WRITTEN INSTRUCTION — Provide an exact copy of the data, excluding the images.
--- Begin THE RECORDS ---
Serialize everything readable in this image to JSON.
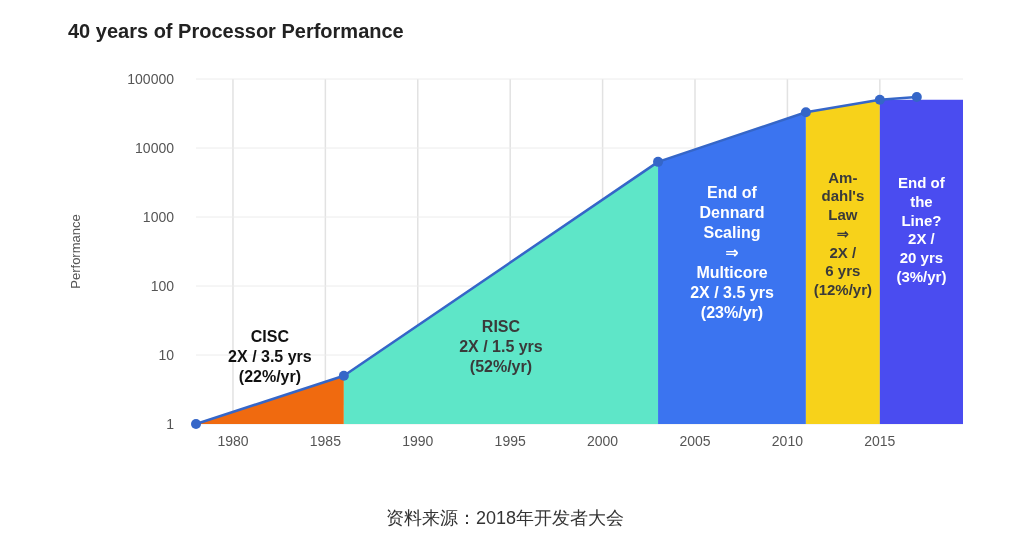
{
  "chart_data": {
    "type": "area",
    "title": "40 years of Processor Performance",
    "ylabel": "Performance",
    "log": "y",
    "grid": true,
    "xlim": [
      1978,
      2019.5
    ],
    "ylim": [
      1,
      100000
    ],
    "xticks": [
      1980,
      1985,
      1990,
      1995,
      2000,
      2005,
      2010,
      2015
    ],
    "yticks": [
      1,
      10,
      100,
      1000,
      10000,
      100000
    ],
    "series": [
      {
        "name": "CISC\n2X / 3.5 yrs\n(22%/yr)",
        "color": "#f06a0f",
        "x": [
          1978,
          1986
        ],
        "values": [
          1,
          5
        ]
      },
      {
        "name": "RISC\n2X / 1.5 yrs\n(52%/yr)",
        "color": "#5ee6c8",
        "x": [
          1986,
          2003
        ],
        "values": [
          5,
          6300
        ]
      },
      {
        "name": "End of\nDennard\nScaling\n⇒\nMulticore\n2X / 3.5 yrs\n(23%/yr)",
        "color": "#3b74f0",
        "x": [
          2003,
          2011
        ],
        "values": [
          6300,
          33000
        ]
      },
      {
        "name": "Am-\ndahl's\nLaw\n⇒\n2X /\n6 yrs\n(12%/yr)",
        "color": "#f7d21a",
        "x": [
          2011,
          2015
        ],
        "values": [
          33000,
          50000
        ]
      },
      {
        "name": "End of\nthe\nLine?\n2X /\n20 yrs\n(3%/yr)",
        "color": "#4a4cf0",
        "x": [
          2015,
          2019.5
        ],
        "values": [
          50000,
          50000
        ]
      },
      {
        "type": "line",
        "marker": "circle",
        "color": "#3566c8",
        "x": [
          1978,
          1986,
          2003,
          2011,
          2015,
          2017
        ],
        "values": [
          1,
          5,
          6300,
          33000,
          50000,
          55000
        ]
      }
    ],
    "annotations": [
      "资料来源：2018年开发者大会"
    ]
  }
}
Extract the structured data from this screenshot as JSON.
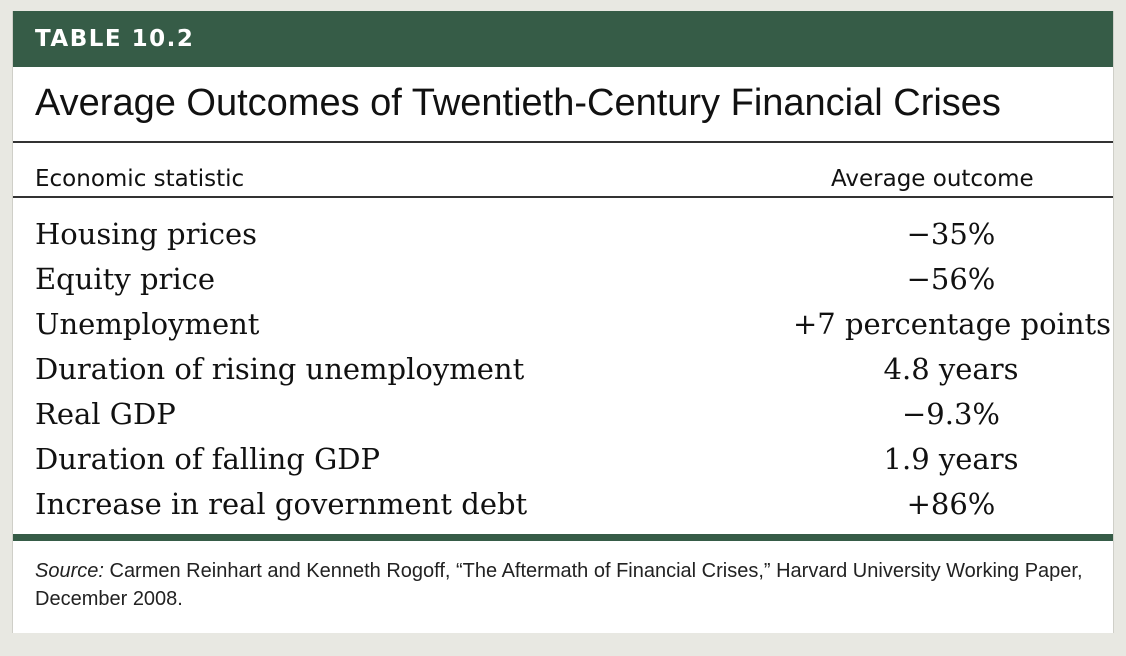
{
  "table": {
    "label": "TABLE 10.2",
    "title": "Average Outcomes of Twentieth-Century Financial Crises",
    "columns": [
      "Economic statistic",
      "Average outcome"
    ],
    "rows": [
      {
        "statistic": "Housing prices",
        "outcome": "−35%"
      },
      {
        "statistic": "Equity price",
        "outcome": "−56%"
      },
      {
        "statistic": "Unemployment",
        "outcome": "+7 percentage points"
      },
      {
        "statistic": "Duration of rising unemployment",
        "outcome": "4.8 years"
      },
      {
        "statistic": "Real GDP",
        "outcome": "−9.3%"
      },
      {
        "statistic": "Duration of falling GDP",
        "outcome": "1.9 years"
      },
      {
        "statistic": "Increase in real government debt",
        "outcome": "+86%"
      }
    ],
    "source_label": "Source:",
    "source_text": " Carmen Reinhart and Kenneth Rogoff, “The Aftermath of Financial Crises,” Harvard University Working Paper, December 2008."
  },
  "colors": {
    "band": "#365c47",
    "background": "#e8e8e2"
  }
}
--- End THE RECORDS ---
EXERCISE RESPONSE —
Serialize everything readable in this image to JSON.
{
  "chart_data": {
    "type": "area",
    "title": "40 years of Processor Performance",
    "ylabel": "Performance",
    "log": "y",
    "grid": true,
    "xlim": [
      1978,
      2019.5
    ],
    "ylim": [
      1,
      100000
    ],
    "xticks": [
      1980,
      1985,
      1990,
      1995,
      2000,
      2005,
      2010,
      2015
    ],
    "yticks": [
      1,
      10,
      100,
      1000,
      10000,
      100000
    ],
    "series": [
      {
        "name": "CISC\n2X / 3.5 yrs\n(22%/yr)",
        "color": "#f06a0f",
        "x": [
          1978,
          1986
        ],
        "values": [
          1,
          5
        ]
      },
      {
        "name": "RISC\n2X / 1.5 yrs\n(52%/yr)",
        "color": "#5ee6c8",
        "x": [
          1986,
          2003
        ],
        "values": [
          5,
          6300
        ]
      },
      {
        "name": "End of\nDennard\nScaling\n⇒\nMulticore\n2X / 3.5 yrs\n(23%/yr)",
        "color": "#3b74f0",
        "x": [
          2003,
          2011
        ],
        "values": [
          6300,
          33000
        ]
      },
      {
        "name": "Am-\ndahl's\nLaw\n⇒\n2X /\n6 yrs\n(12%/yr)",
        "color": "#f7d21a",
        "x": [
          2011,
          2015
        ],
        "values": [
          33000,
          50000
        ]
      },
      {
        "name": "End of\nthe\nLine?\n2X /\n20 yrs\n(3%/yr)",
        "color": "#4a4cf0",
        "x": [
          2015,
          2019.5
        ],
        "values": [
          50000,
          50000
        ]
      },
      {
        "type": "line",
        "marker": "circle",
        "color": "#3566c8",
        "x": [
          1978,
          1986,
          2003,
          2011,
          2015,
          2017
        ],
        "values": [
          1,
          5,
          6300,
          33000,
          50000,
          55000
        ]
      }
    ],
    "annotations": [
      "资料来源：2018年开发者大会"
    ]
  }
}
Extract the structured data from this screenshot as JSON.
{
  "table": {
    "label": "TABLE 10.2",
    "title": "Average Outcomes of Twentieth-Century Financial Crises",
    "columns": [
      "Economic statistic",
      "Average outcome"
    ],
    "rows": [
      {
        "statistic": "Housing prices",
        "outcome": "−35%"
      },
      {
        "statistic": "Equity price",
        "outcome": "−56%"
      },
      {
        "statistic": "Unemployment",
        "outcome": "+7 percentage points"
      },
      {
        "statistic": "Duration of rising unemployment",
        "outcome": "4.8 years"
      },
      {
        "statistic": "Real GDP",
        "outcome": "−9.3%"
      },
      {
        "statistic": "Duration of falling GDP",
        "outcome": "1.9 years"
      },
      {
        "statistic": "Increase in real government debt",
        "outcome": "+86%"
      }
    ],
    "source_label": "Source:",
    "source_text": " Carmen Reinhart and Kenneth Rogoff, “The Aftermath of Financial Crises,” Harvard University Working Paper, December 2008."
  },
  "colors": {
    "band": "#365c47",
    "background": "#e8e8e2"
  }
}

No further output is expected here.